Write out the listing below without alteration, omitting its pictures.

== Data for this exercise ==

----

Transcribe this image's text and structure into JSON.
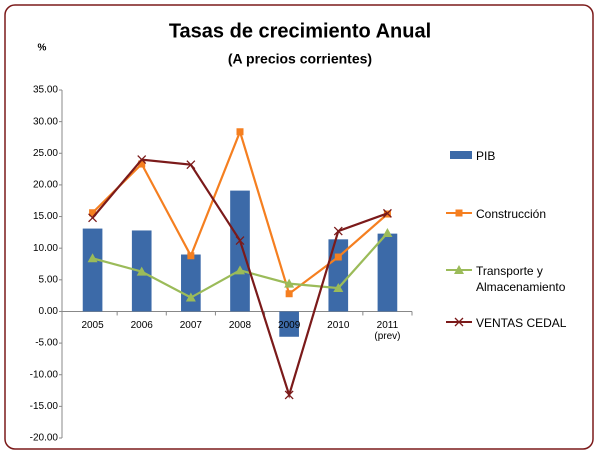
{
  "chart_data": {
    "type": "bar-line",
    "title": "Tasas de crecimiento Anual",
    "subtitle": "(A precios corrientes)",
    "y_label": "%",
    "categories": [
      "2005",
      "2006",
      "2007",
      "2008",
      "2009",
      "2010",
      "2011 (prev)"
    ],
    "series": [
      {
        "name": "PIB",
        "type": "bar",
        "color": "#3c6aa8",
        "values": [
          13.1,
          12.8,
          9.0,
          19.1,
          -4.0,
          11.4,
          12.3
        ]
      },
      {
        "name": "Construcción",
        "type": "line",
        "marker": "square",
        "color": "#f57f20",
        "values": [
          15.6,
          23.3,
          8.8,
          28.4,
          2.8,
          8.6,
          15.4
        ]
      },
      {
        "name": "Transporte y Almacenamiento",
        "type": "line",
        "marker": "triangle",
        "color": "#9bbb59",
        "values": [
          8.4,
          6.3,
          2.2,
          6.5,
          4.4,
          3.7,
          12.4
        ]
      },
      {
        "name": "VENTAS CEDAL",
        "type": "line",
        "marker": "x",
        "color": "#7b1a1a",
        "values": [
          14.8,
          24.0,
          23.2,
          11.2,
          -13.2,
          12.7,
          15.5
        ]
      }
    ],
    "ylim": [
      -20,
      35
    ],
    "yticks": [
      {
        "value": 35,
        "label": "35.00"
      },
      {
        "value": 30,
        "label": "30.00"
      },
      {
        "value": 25,
        "label": "25.00"
      },
      {
        "value": 20,
        "label": "20.00"
      },
      {
        "value": 15,
        "label": "15.00"
      },
      {
        "value": 10,
        "label": "10.00"
      },
      {
        "value": 5,
        "label": "5.00"
      },
      {
        "value": 0,
        "label": "0.00"
      },
      {
        "value": -5,
        "label": "-5.00"
      },
      {
        "value": -10,
        "label": "-10.00"
      },
      {
        "value": -15,
        "label": "-15.00"
      },
      {
        "value": -20,
        "label": "-20.00"
      }
    ],
    "legend": "right",
    "grid": false
  }
}
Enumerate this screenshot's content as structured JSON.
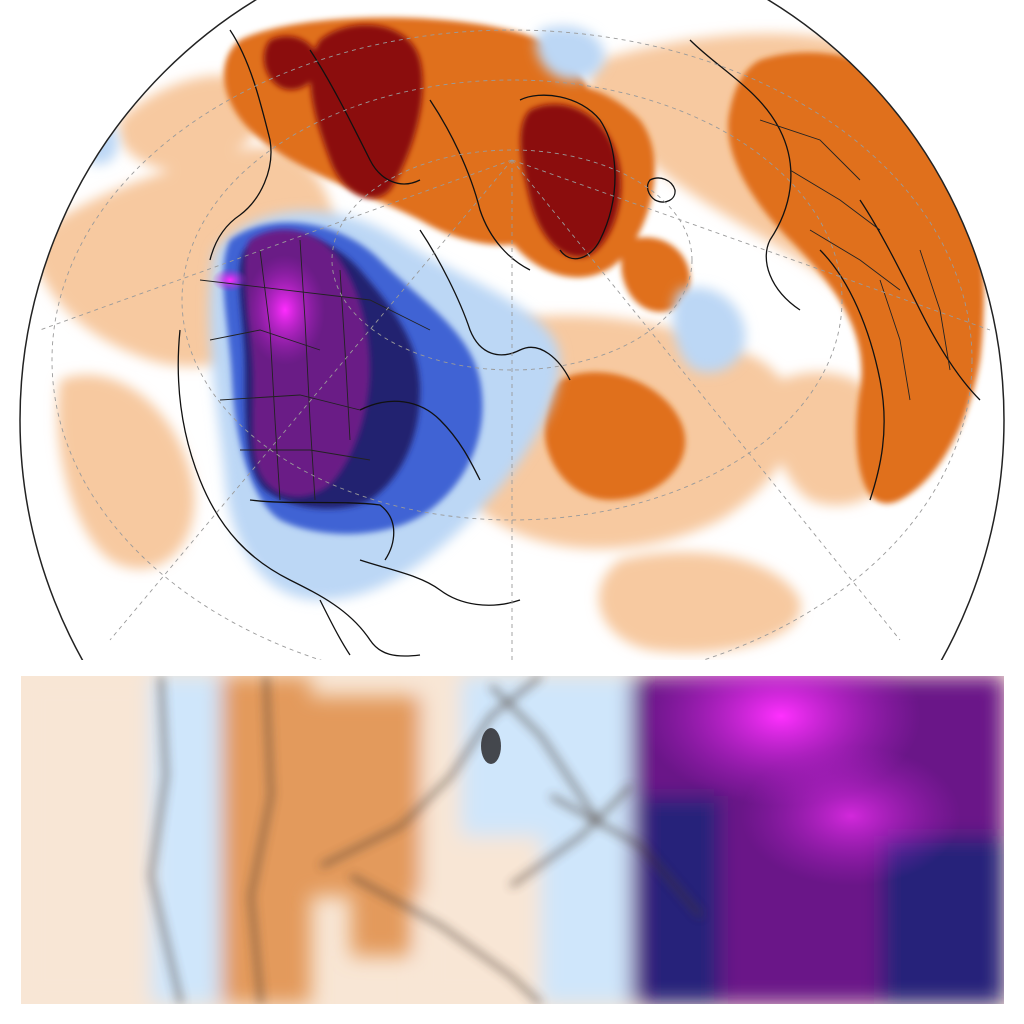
{
  "map": {
    "projection": "orthographic-northern-hemisphere",
    "field": "temperature-anomaly",
    "palette": {
      "warm_strong": "#8b0a0a",
      "warm_mid": "#e0701a",
      "warm_light": "#f7c9a0",
      "neutral": "#ffffff",
      "cool_light": "#bcd7f5",
      "cool_mid": "#3f64d4",
      "cool_dark": "#22226f",
      "cold_extreme_purple": "#6b1a86",
      "cold_extreme_magenta": "#e21ce6"
    },
    "coastline_color": "#111111",
    "grid_line_color": "#9a9a9a"
  },
  "zoom_view": {
    "subject": "enlarged-detail-of-western-north-america",
    "palette": {
      "warm": "#e39a5c",
      "light": "#f8e6d5",
      "cool": "#cfe6fb",
      "dark_blue": "#25207a",
      "magenta": "#e21ce6",
      "purple": "#6a1788"
    }
  }
}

----

== Worked solution ==
Transcribe this image's text and structure into JSON.
{
  "chart_data": {
    "type": "bar-line",
    "title": "Tasas de crecimiento Anual",
    "subtitle": "(A precios corrientes)",
    "y_label": "%",
    "categories": [
      "2005",
      "2006",
      "2007",
      "2008",
      "2009",
      "2010",
      "2011 (prev)"
    ],
    "series": [
      {
        "name": "PIB",
        "type": "bar",
        "color": "#3c6aa8",
        "values": [
          13.1,
          12.8,
          9.0,
          19.1,
          -4.0,
          11.4,
          12.3
        ]
      },
      {
        "name": "Construcción",
        "type": "line",
        "marker": "square",
        "color": "#f57f20",
        "values": [
          15.6,
          23.3,
          8.8,
          28.4,
          2.8,
          8.6,
          15.4
        ]
      },
      {
        "name": "Transporte y Almacenamiento",
        "type": "line",
        "marker": "triangle",
        "color": "#9bbb59",
        "values": [
          8.4,
          6.3,
          2.2,
          6.5,
          4.4,
          3.7,
          12.4
        ]
      },
      {
        "name": "VENTAS CEDAL",
        "type": "line",
        "marker": "x",
        "color": "#7b1a1a",
        "values": [
          14.8,
          24.0,
          23.2,
          11.2,
          -13.2,
          12.7,
          15.5
        ]
      }
    ],
    "ylim": [
      -20,
      35
    ],
    "yticks": [
      {
        "value": 35,
        "label": "35.00"
      },
      {
        "value": 30,
        "label": "30.00"
      },
      {
        "value": 25,
        "label": "25.00"
      },
      {
        "value": 20,
        "label": "20.00"
      },
      {
        "value": 15,
        "label": "15.00"
      },
      {
        "value": 10,
        "label": "10.00"
      },
      {
        "value": 5,
        "label": "5.00"
      },
      {
        "value": 0,
        "label": "0.00"
      },
      {
        "value": -5,
        "label": "-5.00"
      },
      {
        "value": -10,
        "label": "-10.00"
      },
      {
        "value": -15,
        "label": "-15.00"
      },
      {
        "value": -20,
        "label": "-20.00"
      }
    ],
    "legend": "right",
    "grid": false
  }
}
Enumerate this screenshot's content as structured JSON.
{
  "map": {
    "projection": "orthographic-northern-hemisphere",
    "field": "temperature-anomaly",
    "palette": {
      "warm_strong": "#8b0a0a",
      "warm_mid": "#e0701a",
      "warm_light": "#f7c9a0",
      "neutral": "#ffffff",
      "cool_light": "#bcd7f5",
      "cool_mid": "#3f64d4",
      "cool_dark": "#22226f",
      "cold_extreme_purple": "#6b1a86",
      "cold_extreme_magenta": "#e21ce6"
    },
    "coastline_color": "#111111",
    "grid_line_color": "#9a9a9a"
  },
  "zoom_view": {
    "subject": "enlarged-detail-of-western-north-america",
    "palette": {
      "warm": "#e39a5c",
      "light": "#f8e6d5",
      "cool": "#cfe6fb",
      "dark_blue": "#25207a",
      "magenta": "#e21ce6",
      "purple": "#6a1788"
    }
  }
}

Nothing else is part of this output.